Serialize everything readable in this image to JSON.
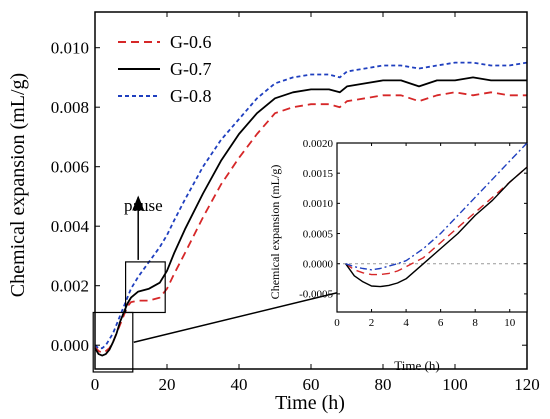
{
  "chart_data": [
    {
      "type": "line",
      "title": "",
      "xlabel": "Time (h)",
      "ylabel": "Chemical expansion (mL/g)",
      "xlim": [
        0,
        120
      ],
      "ylim": [
        -0.0008,
        0.0112
      ],
      "x_ticks": [
        0,
        20,
        40,
        60,
        80,
        100,
        120
      ],
      "y_ticks": [
        0.0,
        0.002,
        0.004,
        0.006,
        0.008,
        0.01
      ],
      "x_tick_labels": [
        "0",
        "20",
        "40",
        "60",
        "80",
        "100",
        "120"
      ],
      "y_tick_labels": [
        "0.000",
        "0.002",
        "0.004",
        "0.006",
        "0.008",
        "0.010"
      ],
      "grid": false,
      "legend": "top-left",
      "annotation": "pause",
      "series": [
        {
          "name": "G-0.6",
          "color": "#d62728",
          "dash": "dashed",
          "x": [
            0,
            1,
            2,
            3,
            4,
            5,
            6,
            7,
            8,
            9,
            10,
            12,
            15,
            18,
            20,
            22,
            25,
            30,
            35,
            40,
            45,
            50,
            55,
            60,
            65,
            68,
            70,
            75,
            80,
            85,
            90,
            95,
            100,
            105,
            110,
            115,
            120
          ],
          "y": [
            -5e-05,
            -0.0002,
            -0.00025,
            -0.0002,
            -0.0001,
            0.0001,
            0.0004,
            0.0007,
            0.001,
            0.0013,
            0.00145,
            0.0015,
            0.0015,
            0.0016,
            0.0019,
            0.0024,
            0.0031,
            0.0043,
            0.0054,
            0.0063,
            0.0071,
            0.0078,
            0.008,
            0.0081,
            0.0081,
            0.008,
            0.0082,
            0.0083,
            0.0084,
            0.0084,
            0.0082,
            0.0084,
            0.0085,
            0.0084,
            0.0085,
            0.0084,
            0.0084
          ]
        },
        {
          "name": "G-0.7",
          "color": "#000000",
          "dash": "solid",
          "x": [
            0,
            1,
            2,
            3,
            4,
            5,
            6,
            7,
            8,
            9,
            10,
            12,
            15,
            18,
            20,
            22,
            25,
            30,
            35,
            40,
            45,
            50,
            55,
            60,
            65,
            68,
            70,
            75,
            80,
            85,
            90,
            95,
            100,
            105,
            110,
            115,
            120
          ],
          "y": [
            -0.0001,
            -0.0003,
            -0.00035,
            -0.0003,
            -0.00015,
            0.0001,
            0.0004,
            0.0008,
            0.0011,
            0.0014,
            0.0016,
            0.0018,
            0.0019,
            0.0021,
            0.0025,
            0.0031,
            0.0039,
            0.0051,
            0.0062,
            0.0071,
            0.0078,
            0.0083,
            0.0085,
            0.0086,
            0.0086,
            0.0085,
            0.0087,
            0.0088,
            0.0089,
            0.0089,
            0.0087,
            0.0089,
            0.0089,
            0.009,
            0.0089,
            0.0089,
            0.0089
          ]
        },
        {
          "name": "G-0.8",
          "color": "#1f3fbf",
          "dash": "dotted",
          "x": [
            0,
            1,
            2,
            3,
            4,
            5,
            6,
            7,
            8,
            9,
            10,
            12,
            15,
            18,
            20,
            22,
            25,
            30,
            35,
            40,
            45,
            50,
            55,
            60,
            65,
            68,
            70,
            75,
            80,
            85,
            90,
            95,
            100,
            105,
            110,
            115,
            120
          ],
          "y": [
            0.0,
            -0.0001,
            -0.0001,
            0.0,
            0.0002,
            0.0004,
            0.0007,
            0.001,
            0.0013,
            0.0016,
            0.0019,
            0.0023,
            0.0028,
            0.0033,
            0.0037,
            0.0042,
            0.0049,
            0.006,
            0.0069,
            0.0076,
            0.0083,
            0.0088,
            0.009,
            0.0091,
            0.0091,
            0.009,
            0.0092,
            0.0093,
            0.0094,
            0.0094,
            0.0093,
            0.0094,
            0.0095,
            0.0095,
            0.0094,
            0.0094,
            0.0095
          ]
        }
      ]
    },
    {
      "type": "line",
      "title": "",
      "xlabel": "Time (h)",
      "ylabel": "Chemical expansion (mL/g)",
      "xlim": [
        0,
        11
      ],
      "ylim": [
        -0.0008,
        0.002
      ],
      "x_ticks": [
        0,
        2,
        4,
        6,
        8,
        10
      ],
      "y_ticks": [
        -0.0005,
        0.0,
        0.0005,
        0.001,
        0.0015,
        0.002
      ],
      "x_tick_labels": [
        "0",
        "2",
        "4",
        "6",
        "8",
        "10"
      ],
      "y_tick_labels": [
        "-0.0005",
        "0.0000",
        "0.0005",
        "0.0010",
        "0.0015",
        "0.0020"
      ],
      "grid": false,
      "reference_line_y": 0,
      "series": [
        {
          "name": "G-0.6",
          "color": "#d62728",
          "dash": "dashed",
          "x": [
            0.5,
            1,
            1.5,
            2,
            2.5,
            3,
            3.5,
            4,
            5,
            6,
            7,
            8,
            9,
            10,
            11
          ],
          "y": [
            0.0,
            -0.0001,
            -0.00015,
            -0.00018,
            -0.00018,
            -0.00016,
            -0.00012,
            -5e-05,
            0.0001,
            0.00035,
            0.0006,
            0.00085,
            0.0011,
            0.00135,
            0.0016
          ]
        },
        {
          "name": "G-0.7",
          "color": "#000000",
          "dash": "solid",
          "x": [
            0.5,
            1,
            1.5,
            2,
            2.5,
            3,
            3.5,
            4,
            5,
            6,
            7,
            8,
            9,
            10,
            11
          ],
          "y": [
            0.0,
            -0.0002,
            -0.0003,
            -0.00037,
            -0.00038,
            -0.00036,
            -0.00032,
            -0.00025,
            0.0,
            0.00025,
            0.0005,
            0.0008,
            0.00105,
            0.00135,
            0.0016
          ]
        },
        {
          "name": "G-0.8",
          "color": "#1f3fbf",
          "dash": "dashdot",
          "x": [
            0.5,
            1,
            1.5,
            2,
            2.5,
            3,
            3.5,
            4,
            5,
            6,
            7,
            8,
            9,
            10,
            11
          ],
          "y": [
            0.0,
            -5e-05,
            -8e-05,
            -0.0001,
            -8e-05,
            -4e-05,
            0.0,
            5e-05,
            0.00025,
            0.0005,
            0.0008,
            0.0011,
            0.0014,
            0.0017,
            0.002
          ]
        }
      ]
    }
  ]
}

______________________________

DO THIS –
Nothing but the pictures may be dropped; output the records above exactly.

THE RESPONSE –
Serialize everything readable in this image to JSON.
{
  "chart_data": [
    {
      "type": "line",
      "title": "",
      "xlabel": "Time (h)",
      "ylabel": "Chemical expansion (mL/g)",
      "xlim": [
        0,
        120
      ],
      "ylim": [
        -0.0008,
        0.0112
      ],
      "x_ticks": [
        0,
        20,
        40,
        60,
        80,
        100,
        120
      ],
      "y_ticks": [
        0.0,
        0.002,
        0.004,
        0.006,
        0.008,
        0.01
      ],
      "x_tick_labels": [
        "0",
        "20",
        "40",
        "60",
        "80",
        "100",
        "120"
      ],
      "y_tick_labels": [
        "0.000",
        "0.002",
        "0.004",
        "0.006",
        "0.008",
        "0.010"
      ],
      "grid": false,
      "legend": "top-left",
      "annotation": "pause",
      "series": [
        {
          "name": "G-0.6",
          "color": "#d62728",
          "dash": "dashed",
          "x": [
            0,
            1,
            2,
            3,
            4,
            5,
            6,
            7,
            8,
            9,
            10,
            12,
            15,
            18,
            20,
            22,
            25,
            30,
            35,
            40,
            45,
            50,
            55,
            60,
            65,
            68,
            70,
            75,
            80,
            85,
            90,
            95,
            100,
            105,
            110,
            115,
            120
          ],
          "y": [
            -5e-05,
            -0.0002,
            -0.00025,
            -0.0002,
            -0.0001,
            0.0001,
            0.0004,
            0.0007,
            0.001,
            0.0013,
            0.00145,
            0.0015,
            0.0015,
            0.0016,
            0.0019,
            0.0024,
            0.0031,
            0.0043,
            0.0054,
            0.0063,
            0.0071,
            0.0078,
            0.008,
            0.0081,
            0.0081,
            0.008,
            0.0082,
            0.0083,
            0.0084,
            0.0084,
            0.0082,
            0.0084,
            0.0085,
            0.0084,
            0.0085,
            0.0084,
            0.0084
          ]
        },
        {
          "name": "G-0.7",
          "color": "#000000",
          "dash": "solid",
          "x": [
            0,
            1,
            2,
            3,
            4,
            5,
            6,
            7,
            8,
            9,
            10,
            12,
            15,
            18,
            20,
            22,
            25,
            30,
            35,
            40,
            45,
            50,
            55,
            60,
            65,
            68,
            70,
            75,
            80,
            85,
            90,
            95,
            100,
            105,
            110,
            115,
            120
          ],
          "y": [
            -0.0001,
            -0.0003,
            -0.00035,
            -0.0003,
            -0.00015,
            0.0001,
            0.0004,
            0.0008,
            0.0011,
            0.0014,
            0.0016,
            0.0018,
            0.0019,
            0.0021,
            0.0025,
            0.0031,
            0.0039,
            0.0051,
            0.0062,
            0.0071,
            0.0078,
            0.0083,
            0.0085,
            0.0086,
            0.0086,
            0.0085,
            0.0087,
            0.0088,
            0.0089,
            0.0089,
            0.0087,
            0.0089,
            0.0089,
            0.009,
            0.0089,
            0.0089,
            0.0089
          ]
        },
        {
          "name": "G-0.8",
          "color": "#1f3fbf",
          "dash": "dotted",
          "x": [
            0,
            1,
            2,
            3,
            4,
            5,
            6,
            7,
            8,
            9,
            10,
            12,
            15,
            18,
            20,
            22,
            25,
            30,
            35,
            40,
            45,
            50,
            55,
            60,
            65,
            68,
            70,
            75,
            80,
            85,
            90,
            95,
            100,
            105,
            110,
            115,
            120
          ],
          "y": [
            0.0,
            -0.0001,
            -0.0001,
            0.0,
            0.0002,
            0.0004,
            0.0007,
            0.001,
            0.0013,
            0.0016,
            0.0019,
            0.0023,
            0.0028,
            0.0033,
            0.0037,
            0.0042,
            0.0049,
            0.006,
            0.0069,
            0.0076,
            0.0083,
            0.0088,
            0.009,
            0.0091,
            0.0091,
            0.009,
            0.0092,
            0.0093,
            0.0094,
            0.0094,
            0.0093,
            0.0094,
            0.0095,
            0.0095,
            0.0094,
            0.0094,
            0.0095
          ]
        }
      ]
    },
    {
      "type": "line",
      "title": "",
      "xlabel": "Time (h)",
      "ylabel": "Chemical expansion (mL/g)",
      "xlim": [
        0,
        11
      ],
      "ylim": [
        -0.0008,
        0.002
      ],
      "x_ticks": [
        0,
        2,
        4,
        6,
        8,
        10
      ],
      "y_ticks": [
        -0.0005,
        0.0,
        0.0005,
        0.001,
        0.0015,
        0.002
      ],
      "x_tick_labels": [
        "0",
        "2",
        "4",
        "6",
        "8",
        "10"
      ],
      "y_tick_labels": [
        "-0.0005",
        "0.0000",
        "0.0005",
        "0.0010",
        "0.0015",
        "0.0020"
      ],
      "grid": false,
      "reference_line_y": 0,
      "series": [
        {
          "name": "G-0.6",
          "color": "#d62728",
          "dash": "dashed",
          "x": [
            0.5,
            1,
            1.5,
            2,
            2.5,
            3,
            3.5,
            4,
            5,
            6,
            7,
            8,
            9,
            10,
            11
          ],
          "y": [
            0.0,
            -0.0001,
            -0.00015,
            -0.00018,
            -0.00018,
            -0.00016,
            -0.00012,
            -5e-05,
            0.0001,
            0.00035,
            0.0006,
            0.00085,
            0.0011,
            0.00135,
            0.0016
          ]
        },
        {
          "name": "G-0.7",
          "color": "#000000",
          "dash": "solid",
          "x": [
            0.5,
            1,
            1.5,
            2,
            2.5,
            3,
            3.5,
            4,
            5,
            6,
            7,
            8,
            9,
            10,
            11
          ],
          "y": [
            0.0,
            -0.0002,
            -0.0003,
            -0.00037,
            -0.00038,
            -0.00036,
            -0.00032,
            -0.00025,
            0.0,
            0.00025,
            0.0005,
            0.0008,
            0.00105,
            0.00135,
            0.0016
          ]
        },
        {
          "name": "G-0.8",
          "color": "#1f3fbf",
          "dash": "dashdot",
          "x": [
            0.5,
            1,
            1.5,
            2,
            2.5,
            3,
            3.5,
            4,
            5,
            6,
            7,
            8,
            9,
            10,
            11
          ],
          "y": [
            0.0,
            -5e-05,
            -8e-05,
            -0.0001,
            -8e-05,
            -4e-05,
            0.0,
            5e-05,
            0.00025,
            0.0005,
            0.0008,
            0.0011,
            0.0014,
            0.0017,
            0.002
          ]
        }
      ]
    }
  ]
}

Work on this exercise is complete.